• _REQUIREMENTS_
Word for word, quote all of the material, omitting the pictures.

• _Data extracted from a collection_
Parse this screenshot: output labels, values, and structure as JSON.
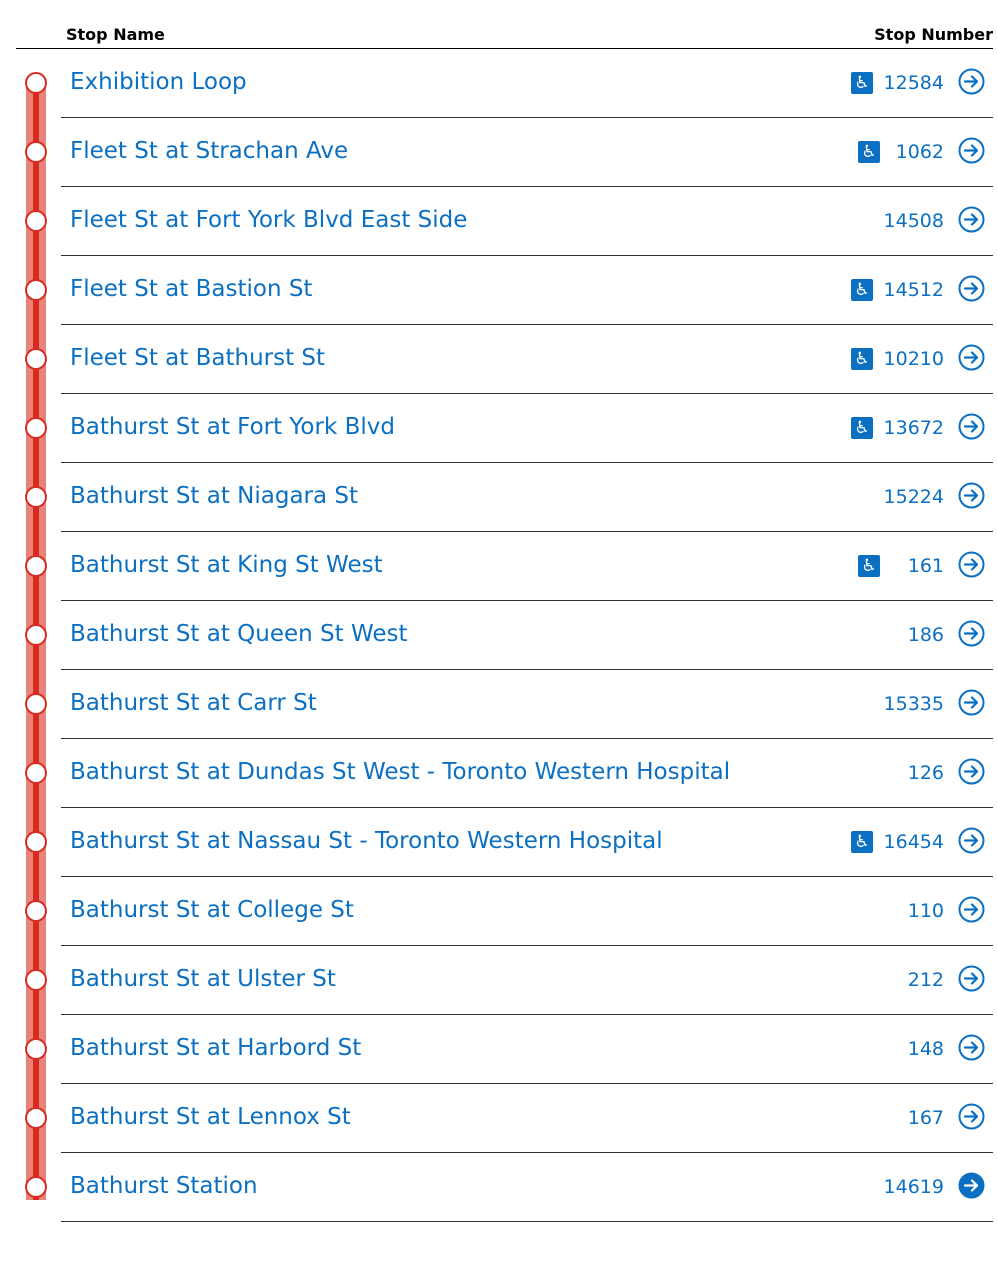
{
  "header": {
    "stop_name_label": "Stop Name",
    "stop_number_label": "Stop Number"
  },
  "colors": {
    "link": "#0b6fc2",
    "route_line": "#d62b1f",
    "route_halo": "#e8837c"
  },
  "stops": [
    {
      "name": "Exhibition Loop",
      "number": "12584",
      "accessible": true
    },
    {
      "name": "Fleet St at Strachan Ave",
      "number": "1062",
      "accessible": true
    },
    {
      "name": "Fleet St at Fort York Blvd East Side",
      "number": "14508",
      "accessible": false
    },
    {
      "name": "Fleet St at Bastion St",
      "number": "14512",
      "accessible": true
    },
    {
      "name": "Fleet St at Bathurst St",
      "number": "10210",
      "accessible": true
    },
    {
      "name": "Bathurst St at Fort York Blvd",
      "number": "13672",
      "accessible": true
    },
    {
      "name": "Bathurst St at Niagara St",
      "number": "15224",
      "accessible": false
    },
    {
      "name": "Bathurst St at King St West",
      "number": "161",
      "accessible": true
    },
    {
      "name": "Bathurst St at Queen St West",
      "number": "186",
      "accessible": false
    },
    {
      "name": "Bathurst St at Carr St",
      "number": "15335",
      "accessible": false
    },
    {
      "name": "Bathurst St at Dundas St West - Toronto Western Hospital",
      "number": "126",
      "accessible": false
    },
    {
      "name": "Bathurst St at Nassau St - Toronto Western Hospital",
      "number": "16454",
      "accessible": true
    },
    {
      "name": "Bathurst St at College St",
      "number": "110",
      "accessible": false
    },
    {
      "name": "Bathurst St at Ulster St",
      "number": "212",
      "accessible": false
    },
    {
      "name": "Bathurst St at Harbord St",
      "number": "148",
      "accessible": false
    },
    {
      "name": "Bathurst St at Lennox St",
      "number": "167",
      "accessible": false
    },
    {
      "name": "Bathurst Station",
      "number": "14619",
      "accessible": false,
      "arrow_filled": true
    }
  ]
}
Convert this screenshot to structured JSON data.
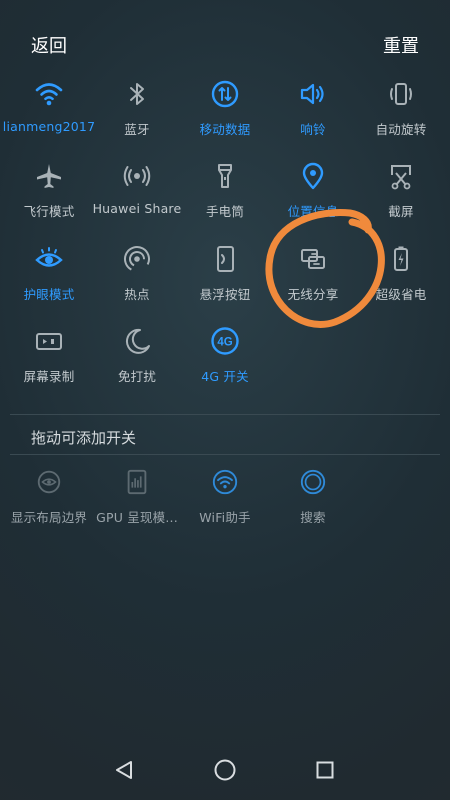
{
  "header": {
    "back_label": "返回",
    "reset_label": "重置"
  },
  "tiles": [
    {
      "label": "lianmeng2017",
      "icon": "wifi-icon",
      "state": "on"
    },
    {
      "label": "蓝牙",
      "icon": "bluetooth-icon",
      "state": "off"
    },
    {
      "label": "移动数据",
      "icon": "mobile-data-icon",
      "state": "on"
    },
    {
      "label": "响铃",
      "icon": "sound-icon",
      "state": "on"
    },
    {
      "label": "自动旋转",
      "icon": "auto-rotate-icon",
      "state": "off"
    },
    {
      "label": "飞行模式",
      "icon": "airplane-icon",
      "state": "off"
    },
    {
      "label": "Huawei Share",
      "icon": "huawei-share-icon",
      "state": "off"
    },
    {
      "label": "手电筒",
      "icon": "flashlight-icon",
      "state": "off"
    },
    {
      "label": "位置信息",
      "icon": "location-icon",
      "state": "on"
    },
    {
      "label": "截屏",
      "icon": "screenshot-icon",
      "state": "off"
    },
    {
      "label": "护眼模式",
      "icon": "eye-comfort-icon",
      "state": "on"
    },
    {
      "label": "热点",
      "icon": "hotspot-icon",
      "state": "off"
    },
    {
      "label": "悬浮按钮",
      "icon": "floating-button-icon",
      "state": "off"
    },
    {
      "label": "无线分享",
      "icon": "wireless-share-icon",
      "state": "off"
    },
    {
      "label": "超级省电",
      "icon": "battery-saver-icon",
      "state": "off"
    },
    {
      "label": "屏幕录制",
      "icon": "screen-record-icon",
      "state": "off"
    },
    {
      "label": "免打扰",
      "icon": "do-not-disturb-icon",
      "state": "off"
    },
    {
      "label": "4G 开关",
      "icon": "4g-icon",
      "icon_text": "4G",
      "state": "on"
    }
  ],
  "addable": {
    "title": "拖动可添加开关",
    "items": [
      {
        "label": "显示布局边界",
        "icon": "layout-bounds-icon"
      },
      {
        "label": "GPU 呈现模...",
        "icon": "gpu-render-icon"
      },
      {
        "label": "WiFi助手",
        "icon": "wifi-assistant-icon"
      },
      {
        "label": "搜索",
        "icon": "search-icon"
      }
    ]
  },
  "colors": {
    "accent": "#2f9bff",
    "icon_off": "#a9b2b7",
    "annotation": "#f08a3c"
  },
  "navbar": {
    "back": "nav-back-icon",
    "home": "nav-home-icon",
    "recents": "nav-recents-icon"
  }
}
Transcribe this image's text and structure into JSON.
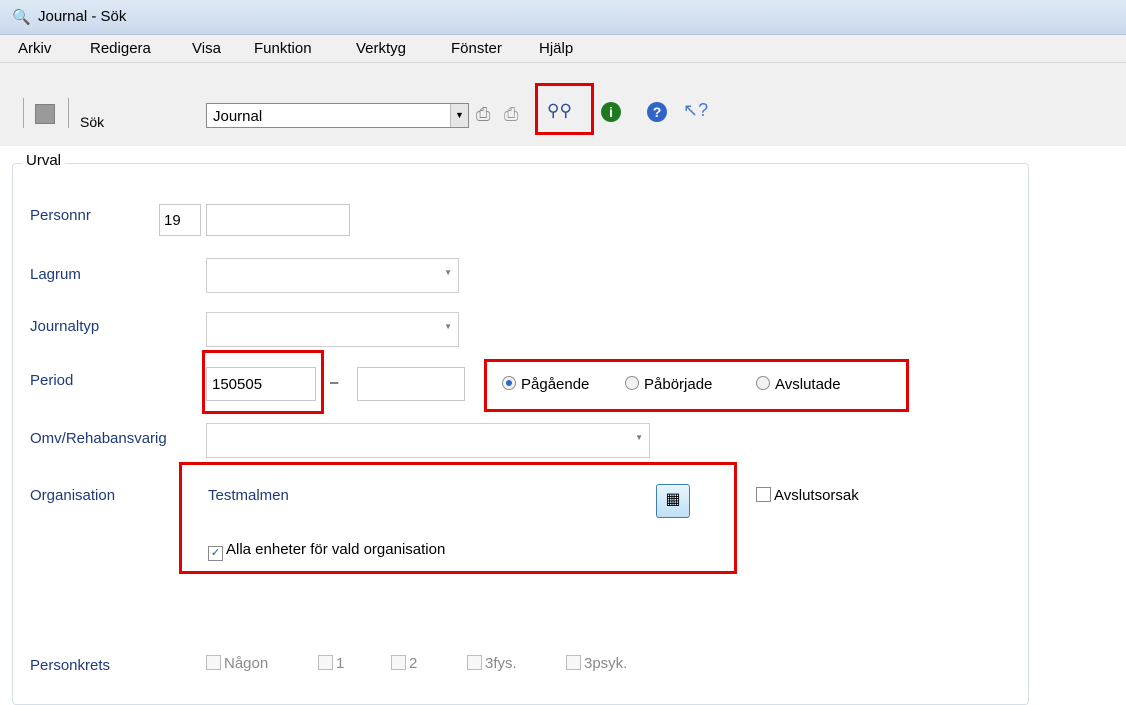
{
  "window": {
    "title": "Journal - Sök",
    "icon": "binoculars-icon"
  },
  "menu": [
    "Arkiv",
    "Redigera",
    "Visa",
    "Funktion",
    "Verktyg",
    "Fönster",
    "Hjälp"
  ],
  "toolbar": {
    "save_icon": "save-icon",
    "search_label": "Sök",
    "combo_value": "Journal",
    "icons": {
      "print": "printer-icon",
      "print_preview": "print-preview-icon",
      "search": "binoculars-icon",
      "info": "info-icon",
      "help": "help-icon",
      "whats_this": "whats-this-icon"
    }
  },
  "form": {
    "group_title": "Urval",
    "personnr": {
      "label": "Personnr",
      "prefix": "19",
      "value": ""
    },
    "lagrum": {
      "label": "Lagrum",
      "value": ""
    },
    "journaltyp": {
      "label": "Journaltyp",
      "value": ""
    },
    "period": {
      "label": "Period",
      "from": "150505",
      "separator": "–",
      "to": "",
      "options": [
        "Pågående",
        "Påbörjade",
        "Avslutade"
      ],
      "selected": "Pågående"
    },
    "omv": {
      "label": "Omv/Rehabansvarig",
      "value": ""
    },
    "organisation": {
      "label": "Organisation",
      "value": "Testmalmen",
      "all_units_label": "Alla enheter för vald organisation",
      "all_units_checked": true,
      "tree_icon": "org-tree-icon"
    },
    "avslutsorsak": {
      "label": "Avslutsorsak",
      "checked": false
    },
    "personkrets": {
      "label": "Personkrets",
      "options": [
        "Någon",
        "1",
        "2",
        "3fys.",
        "3psyk."
      ]
    }
  },
  "highlight_color": "#e30000"
}
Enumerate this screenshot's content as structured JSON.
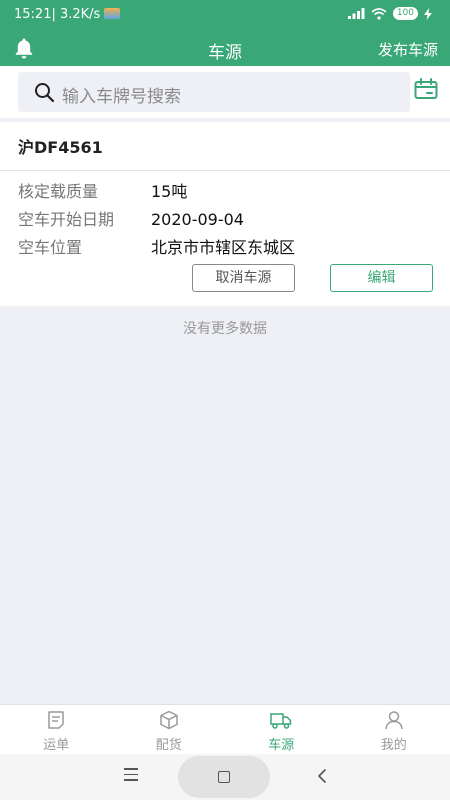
{
  "status_bar": {
    "time": "15:21",
    "speed": "| 3.2K/s",
    "battery": "100"
  },
  "header": {
    "title": "车源",
    "publish_label": "发布车源"
  },
  "search": {
    "placeholder": "输入车牌号搜索"
  },
  "vehicle": {
    "plate": "沪DF4561",
    "fields": [
      {
        "label": "核定载质量",
        "value": "15吨"
      },
      {
        "label": "空车开始日期",
        "value": "2020-09-04"
      },
      {
        "label": "空车位置",
        "value": "北京市市辖区东城区"
      }
    ],
    "cancel_label": "取消车源",
    "edit_label": "编辑"
  },
  "list": {
    "empty_text": "没有更多数据"
  },
  "tabbar": {
    "items": [
      {
        "label": "运单",
        "icon": "document-icon"
      },
      {
        "label": "配货",
        "icon": "box-icon"
      },
      {
        "label": "车源",
        "icon": "truck-icon"
      },
      {
        "label": "我的",
        "icon": "user-icon"
      }
    ],
    "active": "车源"
  },
  "colors": {
    "brand": "#3aa776",
    "background": "#eef0f6"
  }
}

• _ANSWER IN FULL_
Parse this screenshot: output labels, values, and structure as JSON.
{
  "header": {
    "stop_name_label": "Stop Name",
    "stop_number_label": "Stop Number"
  },
  "colors": {
    "link": "#0b6fc2",
    "route_line": "#d62b1f",
    "route_halo": "#e8837c"
  },
  "stops": [
    {
      "name": "Exhibition Loop",
      "number": "12584",
      "accessible": true
    },
    {
      "name": "Fleet St at Strachan Ave",
      "number": "1062",
      "accessible": true
    },
    {
      "name": "Fleet St at Fort York Blvd East Side",
      "number": "14508",
      "accessible": false
    },
    {
      "name": "Fleet St at Bastion St",
      "number": "14512",
      "accessible": true
    },
    {
      "name": "Fleet St at Bathurst St",
      "number": "10210",
      "accessible": true
    },
    {
      "name": "Bathurst St at Fort York Blvd",
      "number": "13672",
      "accessible": true
    },
    {
      "name": "Bathurst St at Niagara St",
      "number": "15224",
      "accessible": false
    },
    {
      "name": "Bathurst St at King St West",
      "number": "161",
      "accessible": true
    },
    {
      "name": "Bathurst St at Queen St West",
      "number": "186",
      "accessible": false
    },
    {
      "name": "Bathurst St at Carr St",
      "number": "15335",
      "accessible": false
    },
    {
      "name": "Bathurst St at Dundas St West - Toronto Western Hospital",
      "number": "126",
      "accessible": false
    },
    {
      "name": "Bathurst St at Nassau St - Toronto Western Hospital",
      "number": "16454",
      "accessible": true
    },
    {
      "name": "Bathurst St at College St",
      "number": "110",
      "accessible": false
    },
    {
      "name": "Bathurst St at Ulster St",
      "number": "212",
      "accessible": false
    },
    {
      "name": "Bathurst St at Harbord St",
      "number": "148",
      "accessible": false
    },
    {
      "name": "Bathurst St at Lennox St",
      "number": "167",
      "accessible": false
    },
    {
      "name": "Bathurst Station",
      "number": "14619",
      "accessible": false,
      "arrow_filled": true
    }
  ]
}
Convert this screenshot to structured JSON data.
{
  "header": {
    "back_label": "返回",
    "reset_label": "重置"
  },
  "tiles": [
    {
      "label": "lianmeng2017",
      "icon": "wifi-icon",
      "state": "on"
    },
    {
      "label": "蓝牙",
      "icon": "bluetooth-icon",
      "state": "off"
    },
    {
      "label": "移动数据",
      "icon": "mobile-data-icon",
      "state": "on"
    },
    {
      "label": "响铃",
      "icon": "sound-icon",
      "state": "on"
    },
    {
      "label": "自动旋转",
      "icon": "auto-rotate-icon",
      "state": "off"
    },
    {
      "label": "飞行模式",
      "icon": "airplane-icon",
      "state": "off"
    },
    {
      "label": "Huawei Share",
      "icon": "huawei-share-icon",
      "state": "off"
    },
    {
      "label": "手电筒",
      "icon": "flashlight-icon",
      "state": "off"
    },
    {
      "label": "位置信息",
      "icon": "location-icon",
      "state": "on"
    },
    {
      "label": "截屏",
      "icon": "screenshot-icon",
      "state": "off"
    },
    {
      "label": "护眼模式",
      "icon": "eye-comfort-icon",
      "state": "on"
    },
    {
      "label": "热点",
      "icon": "hotspot-icon",
      "state": "off"
    },
    {
      "label": "悬浮按钮",
      "icon": "floating-button-icon",
      "state": "off"
    },
    {
      "label": "无线分享",
      "icon": "wireless-share-icon",
      "state": "off"
    },
    {
      "label": "超级省电",
      "icon": "battery-saver-icon",
      "state": "off"
    },
    {
      "label": "屏幕录制",
      "icon": "screen-record-icon",
      "state": "off"
    },
    {
      "label": "免打扰",
      "icon": "do-not-disturb-icon",
      "state": "off"
    },
    {
      "label": "4G 开关",
      "icon": "4g-icon",
      "icon_text": "4G",
      "state": "on"
    }
  ],
  "addable": {
    "title": "拖动可添加开关",
    "items": [
      {
        "label": "显示布局边界",
        "icon": "layout-bounds-icon"
      },
      {
        "label": "GPU 呈现模...",
        "icon": "gpu-render-icon"
      },
      {
        "label": "WiFi助手",
        "icon": "wifi-assistant-icon"
      },
      {
        "label": "搜索",
        "icon": "search-icon"
      }
    ]
  },
  "colors": {
    "accent": "#2f9bff",
    "icon_off": "#a9b2b7",
    "annotation": "#f08a3c"
  },
  "navbar": {
    "back": "nav-back-icon",
    "home": "nav-home-icon",
    "recents": "nav-recents-icon"
  }
}
Transcribe this image's text and structure into JSON.
{
  "window": {
    "title": "Journal - Sök",
    "icon": "binoculars-icon"
  },
  "menu": [
    "Arkiv",
    "Redigera",
    "Visa",
    "Funktion",
    "Verktyg",
    "Fönster",
    "Hjälp"
  ],
  "toolbar": {
    "save_icon": "save-icon",
    "search_label": "Sök",
    "combo_value": "Journal",
    "icons": {
      "print": "printer-icon",
      "print_preview": "print-preview-icon",
      "search": "binoculars-icon",
      "info": "info-icon",
      "help": "help-icon",
      "whats_this": "whats-this-icon"
    }
  },
  "form": {
    "group_title": "Urval",
    "personnr": {
      "label": "Personnr",
      "prefix": "19",
      "value": ""
    },
    "lagrum": {
      "label": "Lagrum",
      "value": ""
    },
    "journaltyp": {
      "label": "Journaltyp",
      "value": ""
    },
    "period": {
      "label": "Period",
      "from": "150505",
      "separator": "–",
      "to": "",
      "options": [
        "Pågående",
        "Påbörjade",
        "Avslutade"
      ],
      "selected": "Pågående"
    },
    "omv": {
      "label": "Omv/Rehabansvarig",
      "value": ""
    },
    "organisation": {
      "label": "Organisation",
      "value": "Testmalmen",
      "all_units_label": "Alla enheter för vald organisation",
      "all_units_checked": true,
      "tree_icon": "org-tree-icon"
    },
    "avslutsorsak": {
      "label": "Avslutsorsak",
      "checked": false
    },
    "personkrets": {
      "label": "Personkrets",
      "options": [
        "Någon",
        "1",
        "2",
        "3fys.",
        "3psyk."
      ]
    }
  },
  "highlight_color": "#e30000"
}
Enumerate this screenshot's content as structured JSON.
{
  "status_bar": {
    "time": "15:21",
    "speed": "| 3.2K/s",
    "battery": "100"
  },
  "header": {
    "title": "车源",
    "publish_label": "发布车源"
  },
  "search": {
    "placeholder": "输入车牌号搜索"
  },
  "vehicle": {
    "plate": "沪DF4561",
    "fields": [
      {
        "label": "核定载质量",
        "value": "15吨"
      },
      {
        "label": "空车开始日期",
        "value": "2020-09-04"
      },
      {
        "label": "空车位置",
        "value": "北京市市辖区东城区"
      }
    ],
    "cancel_label": "取消车源",
    "edit_label": "编辑"
  },
  "list": {
    "empty_text": "没有更多数据"
  },
  "tabbar": {
    "items": [
      {
        "label": "运单",
        "icon": "document-icon"
      },
      {
        "label": "配货",
        "icon": "box-icon"
      },
      {
        "label": "车源",
        "icon": "truck-icon"
      },
      {
        "label": "我的",
        "icon": "user-icon"
      }
    ],
    "active": "车源"
  },
  "colors": {
    "brand": "#3aa776",
    "background": "#eef0f6"
  }
}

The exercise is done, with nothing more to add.